Every record must be repeated exactly, with no omission.

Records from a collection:
►

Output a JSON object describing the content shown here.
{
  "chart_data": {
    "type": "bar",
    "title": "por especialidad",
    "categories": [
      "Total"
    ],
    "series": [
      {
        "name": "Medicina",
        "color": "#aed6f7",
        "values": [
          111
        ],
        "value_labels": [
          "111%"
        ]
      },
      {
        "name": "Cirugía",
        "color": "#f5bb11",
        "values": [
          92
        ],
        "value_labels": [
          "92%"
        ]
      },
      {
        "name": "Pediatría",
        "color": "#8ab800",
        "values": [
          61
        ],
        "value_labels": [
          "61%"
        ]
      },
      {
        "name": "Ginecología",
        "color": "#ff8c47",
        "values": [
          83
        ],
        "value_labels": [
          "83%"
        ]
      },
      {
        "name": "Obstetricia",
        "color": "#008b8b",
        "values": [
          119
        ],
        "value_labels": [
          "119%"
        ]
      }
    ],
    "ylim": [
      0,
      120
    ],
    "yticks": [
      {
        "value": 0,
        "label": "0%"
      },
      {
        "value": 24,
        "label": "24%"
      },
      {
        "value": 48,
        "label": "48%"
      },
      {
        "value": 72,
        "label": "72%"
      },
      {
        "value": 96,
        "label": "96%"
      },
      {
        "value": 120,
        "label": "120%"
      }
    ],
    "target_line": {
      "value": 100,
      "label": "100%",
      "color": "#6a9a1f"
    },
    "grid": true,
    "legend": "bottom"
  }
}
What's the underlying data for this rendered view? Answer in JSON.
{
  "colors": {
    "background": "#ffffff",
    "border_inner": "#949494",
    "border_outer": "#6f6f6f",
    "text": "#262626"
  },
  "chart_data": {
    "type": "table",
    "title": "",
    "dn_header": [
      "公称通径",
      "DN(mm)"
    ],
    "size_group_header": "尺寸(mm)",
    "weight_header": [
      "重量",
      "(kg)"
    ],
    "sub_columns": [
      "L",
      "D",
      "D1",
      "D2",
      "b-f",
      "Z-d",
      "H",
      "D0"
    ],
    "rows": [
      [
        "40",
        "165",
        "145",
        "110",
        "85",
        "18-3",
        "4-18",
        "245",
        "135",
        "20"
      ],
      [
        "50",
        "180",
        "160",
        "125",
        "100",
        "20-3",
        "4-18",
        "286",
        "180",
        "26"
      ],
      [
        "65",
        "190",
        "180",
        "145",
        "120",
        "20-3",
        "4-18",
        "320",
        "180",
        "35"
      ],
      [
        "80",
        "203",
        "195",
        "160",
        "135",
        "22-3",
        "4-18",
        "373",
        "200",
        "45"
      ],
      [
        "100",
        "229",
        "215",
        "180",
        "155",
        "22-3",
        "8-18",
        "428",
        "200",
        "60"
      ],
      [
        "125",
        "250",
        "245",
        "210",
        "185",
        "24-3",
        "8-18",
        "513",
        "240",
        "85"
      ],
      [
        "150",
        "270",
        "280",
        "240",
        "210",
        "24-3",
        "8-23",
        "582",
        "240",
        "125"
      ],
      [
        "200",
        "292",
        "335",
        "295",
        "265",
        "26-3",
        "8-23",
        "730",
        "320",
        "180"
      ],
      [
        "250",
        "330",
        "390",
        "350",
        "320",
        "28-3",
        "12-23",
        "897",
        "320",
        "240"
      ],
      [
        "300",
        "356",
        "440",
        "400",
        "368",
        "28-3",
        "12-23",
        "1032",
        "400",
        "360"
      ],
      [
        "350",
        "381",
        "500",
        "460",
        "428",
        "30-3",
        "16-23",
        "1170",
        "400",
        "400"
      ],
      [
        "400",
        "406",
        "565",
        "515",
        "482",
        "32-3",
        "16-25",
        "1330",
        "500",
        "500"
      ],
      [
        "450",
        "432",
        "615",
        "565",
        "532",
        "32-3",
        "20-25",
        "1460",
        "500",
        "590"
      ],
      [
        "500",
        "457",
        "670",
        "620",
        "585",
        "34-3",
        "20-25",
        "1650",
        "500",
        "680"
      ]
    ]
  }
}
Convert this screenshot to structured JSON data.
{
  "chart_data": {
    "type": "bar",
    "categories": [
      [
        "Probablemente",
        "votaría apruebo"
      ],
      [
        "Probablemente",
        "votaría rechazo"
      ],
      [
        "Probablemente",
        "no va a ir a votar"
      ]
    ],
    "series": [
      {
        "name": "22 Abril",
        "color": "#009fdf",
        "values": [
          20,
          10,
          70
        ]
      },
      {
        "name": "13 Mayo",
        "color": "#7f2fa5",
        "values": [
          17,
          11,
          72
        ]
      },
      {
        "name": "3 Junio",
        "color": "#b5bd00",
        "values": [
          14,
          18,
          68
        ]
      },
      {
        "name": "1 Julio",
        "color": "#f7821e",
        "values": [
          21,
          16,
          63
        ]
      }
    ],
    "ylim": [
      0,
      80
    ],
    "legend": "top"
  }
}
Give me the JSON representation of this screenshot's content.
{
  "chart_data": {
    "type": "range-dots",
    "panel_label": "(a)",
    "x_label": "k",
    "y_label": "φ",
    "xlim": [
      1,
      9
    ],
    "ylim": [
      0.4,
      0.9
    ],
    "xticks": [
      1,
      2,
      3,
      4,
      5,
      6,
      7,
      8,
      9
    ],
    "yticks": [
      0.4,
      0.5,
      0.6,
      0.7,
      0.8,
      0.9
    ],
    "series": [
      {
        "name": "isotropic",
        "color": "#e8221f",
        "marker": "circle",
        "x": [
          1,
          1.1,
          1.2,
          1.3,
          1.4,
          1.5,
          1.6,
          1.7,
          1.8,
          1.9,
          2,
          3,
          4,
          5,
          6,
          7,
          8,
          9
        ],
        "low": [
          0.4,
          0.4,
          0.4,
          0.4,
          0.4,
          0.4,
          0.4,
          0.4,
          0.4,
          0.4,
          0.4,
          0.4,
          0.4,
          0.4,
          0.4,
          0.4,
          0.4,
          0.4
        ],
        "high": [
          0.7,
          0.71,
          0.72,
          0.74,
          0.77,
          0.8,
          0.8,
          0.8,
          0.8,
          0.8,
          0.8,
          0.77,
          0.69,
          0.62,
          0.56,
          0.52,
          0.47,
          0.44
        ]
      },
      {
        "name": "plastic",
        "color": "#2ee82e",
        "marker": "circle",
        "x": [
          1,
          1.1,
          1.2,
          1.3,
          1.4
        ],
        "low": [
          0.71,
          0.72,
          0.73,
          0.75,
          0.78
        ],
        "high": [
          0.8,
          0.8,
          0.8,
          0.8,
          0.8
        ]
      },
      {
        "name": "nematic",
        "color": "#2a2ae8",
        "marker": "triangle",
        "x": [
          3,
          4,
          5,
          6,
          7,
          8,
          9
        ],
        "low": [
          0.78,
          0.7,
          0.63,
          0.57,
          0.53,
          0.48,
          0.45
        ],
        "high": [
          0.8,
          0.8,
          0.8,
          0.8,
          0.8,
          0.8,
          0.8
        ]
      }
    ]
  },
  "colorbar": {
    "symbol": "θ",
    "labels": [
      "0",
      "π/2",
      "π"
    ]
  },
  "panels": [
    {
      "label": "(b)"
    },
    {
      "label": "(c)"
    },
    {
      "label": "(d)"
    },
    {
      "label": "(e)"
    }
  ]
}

◄

▶ Response to this exercise:
Output a JSON object describing the content shown here.
{
  "chart_data": {
    "type": "bar",
    "title": "por especialidad",
    "categories": [
      "Total"
    ],
    "series": [
      {
        "name": "Medicina",
        "color": "#aed6f7",
        "values": [
          111
        ],
        "value_labels": [
          "111%"
        ]
      },
      {
        "name": "Cirugía",
        "color": "#f5bb11",
        "values": [
          92
        ],
        "value_labels": [
          "92%"
        ]
      },
      {
        "name": "Pediatría",
        "color": "#8ab800",
        "values": [
          61
        ],
        "value_labels": [
          "61%"
        ]
      },
      {
        "name": "Ginecología",
        "color": "#ff8c47",
        "values": [
          83
        ],
        "value_labels": [
          "83%"
        ]
      },
      {
        "name": "Obstetricia",
        "color": "#008b8b",
        "values": [
          119
        ],
        "value_labels": [
          "119%"
        ]
      }
    ],
    "ylim": [
      0,
      120
    ],
    "yticks": [
      {
        "value": 0,
        "label": "0%"
      },
      {
        "value": 24,
        "label": "24%"
      },
      {
        "value": 48,
        "label": "48%"
      },
      {
        "value": 72,
        "label": "72%"
      },
      {
        "value": 96,
        "label": "96%"
      },
      {
        "value": 120,
        "label": "120%"
      }
    ],
    "target_line": {
      "value": 100,
      "label": "100%",
      "color": "#6a9a1f"
    },
    "grid": true,
    "legend": "bottom"
  }
}
What's the underlying data for this rendered view? Answer in JSON.
{
  "colors": {
    "background": "#ffffff",
    "border_inner": "#949494",
    "border_outer": "#6f6f6f",
    "text": "#262626"
  },
  "chart_data": {
    "type": "table",
    "title": "",
    "dn_header": [
      "公称通径",
      "DN(mm)"
    ],
    "size_group_header": "尺寸(mm)",
    "weight_header": [
      "重量",
      "(kg)"
    ],
    "sub_columns": [
      "L",
      "D",
      "D1",
      "D2",
      "b-f",
      "Z-d",
      "H",
      "D0"
    ],
    "rows": [
      [
        "40",
        "165",
        "145",
        "110",
        "85",
        "18-3",
        "4-18",
        "245",
        "135",
        "20"
      ],
      [
        "50",
        "180",
        "160",
        "125",
        "100",
        "20-3",
        "4-18",
        "286",
        "180",
        "26"
      ],
      [
        "65",
        "190",
        "180",
        "145",
        "120",
        "20-3",
        "4-18",
        "320",
        "180",
        "35"
      ],
      [
        "80",
        "203",
        "195",
        "160",
        "135",
        "22-3",
        "4-18",
        "373",
        "200",
        "45"
      ],
      [
        "100",
        "229",
        "215",
        "180",
        "155",
        "22-3",
        "8-18",
        "428",
        "200",
        "60"
      ],
      [
        "125",
        "250",
        "245",
        "210",
        "185",
        "24-3",
        "8-18",
        "513",
        "240",
        "85"
      ],
      [
        "150",
        "270",
        "280",
        "240",
        "210",
        "24-3",
        "8-23",
        "582",
        "240",
        "125"
      ],
      [
        "200",
        "292",
        "335",
        "295",
        "265",
        "26-3",
        "8-23",
        "730",
        "320",
        "180"
      ],
      [
        "250",
        "330",
        "390",
        "350",
        "320",
        "28-3",
        "12-23",
        "897",
        "320",
        "240"
      ],
      [
        "300",
        "356",
        "440",
        "400",
        "368",
        "28-3",
        "12-23",
        "1032",
        "400",
        "360"
      ],
      [
        "350",
        "381",
        "500",
        "460",
        "428",
        "30-3",
        "16-23",
        "1170",
        "400",
        "400"
      ],
      [
        "400",
        "406",
        "565",
        "515",
        "482",
        "32-3",
        "16-25",
        "1330",
        "500",
        "500"
      ],
      [
        "450",
        "432",
        "615",
        "565",
        "532",
        "32-3",
        "20-25",
        "1460",
        "500",
        "590"
      ],
      [
        "500",
        "457",
        "670",
        "620",
        "585",
        "34-3",
        "20-25",
        "1650",
        "500",
        "680"
      ]
    ]
  }
}
Convert this screenshot to structured JSON data.
{
  "chart_data": {
    "type": "bar",
    "categories": [
      [
        "Probablemente",
        "votaría apruebo"
      ],
      [
        "Probablemente",
        "votaría rechazo"
      ],
      [
        "Probablemente",
        "no va a ir a votar"
      ]
    ],
    "series": [
      {
        "name": "22 Abril",
        "color": "#009fdf",
        "values": [
          20,
          10,
          70
        ]
      },
      {
        "name": "13 Mayo",
        "color": "#7f2fa5",
        "values": [
          17,
          11,
          72
        ]
      },
      {
        "name": "3 Junio",
        "color": "#b5bd00",
        "values": [
          14,
          18,
          68
        ]
      },
      {
        "name": "1 Julio",
        "color": "#f7821e",
        "values": [
          21,
          16,
          63
        ]
      }
    ],
    "ylim": [
      0,
      80
    ],
    "legend": "top"
  }
}
Give me the JSON representation of this screenshot's content.
{
  "chart_data": {
    "type": "range-dots",
    "panel_label": "(a)",
    "x_label": "k",
    "y_label": "φ",
    "xlim": [
      1,
      9
    ],
    "ylim": [
      0.4,
      0.9
    ],
    "xticks": [
      1,
      2,
      3,
      4,
      5,
      6,
      7,
      8,
      9
    ],
    "yticks": [
      0.4,
      0.5,
      0.6,
      0.7,
      0.8,
      0.9
    ],
    "series": [
      {
        "name": "isotropic",
        "color": "#e8221f",
        "marker": "circle",
        "x": [
          1,
          1.1,
          1.2,
          1.3,
          1.4,
          1.5,
          1.6,
          1.7,
          1.8,
          1.9,
          2,
          3,
          4,
          5,
          6,
          7,
          8,
          9
        ],
        "low": [
          0.4,
          0.4,
          0.4,
          0.4,
          0.4,
          0.4,
          0.4,
          0.4,
          0.4,
          0.4,
          0.4,
          0.4,
          0.4,
          0.4,
          0.4,
          0.4,
          0.4,
          0.4
        ],
        "high": [
          0.7,
          0.71,
          0.72,
          0.74,
          0.77,
          0.8,
          0.8,
          0.8,
          0.8,
          0.8,
          0.8,
          0.77,
          0.69,
          0.62,
          0.56,
          0.52,
          0.47,
          0.44
        ]
      },
      {
        "name": "plastic",
        "color": "#2ee82e",
        "marker": "circle",
        "x": [
          1,
          1.1,
          1.2,
          1.3,
          1.4
        ],
        "low": [
          0.71,
          0.72,
          0.73,
          0.75,
          0.78
        ],
        "high": [
          0.8,
          0.8,
          0.8,
          0.8,
          0.8
        ]
      },
      {
        "name": "nematic",
        "color": "#2a2ae8",
        "marker": "triangle",
        "x": [
          3,
          4,
          5,
          6,
          7,
          8,
          9
        ],
        "low": [
          0.78,
          0.7,
          0.63,
          0.57,
          0.53,
          0.48,
          0.45
        ],
        "high": [
          0.8,
          0.8,
          0.8,
          0.8,
          0.8,
          0.8,
          0.8
        ]
      }
    ]
  },
  "colorbar": {
    "symbol": "θ",
    "labels": [
      "0",
      "π/2",
      "π"
    ]
  },
  "panels": [
    {
      "label": "(b)"
    },
    {
      "label": "(c)"
    },
    {
      "label": "(d)"
    },
    {
      "label": "(e)"
    }
  ]
}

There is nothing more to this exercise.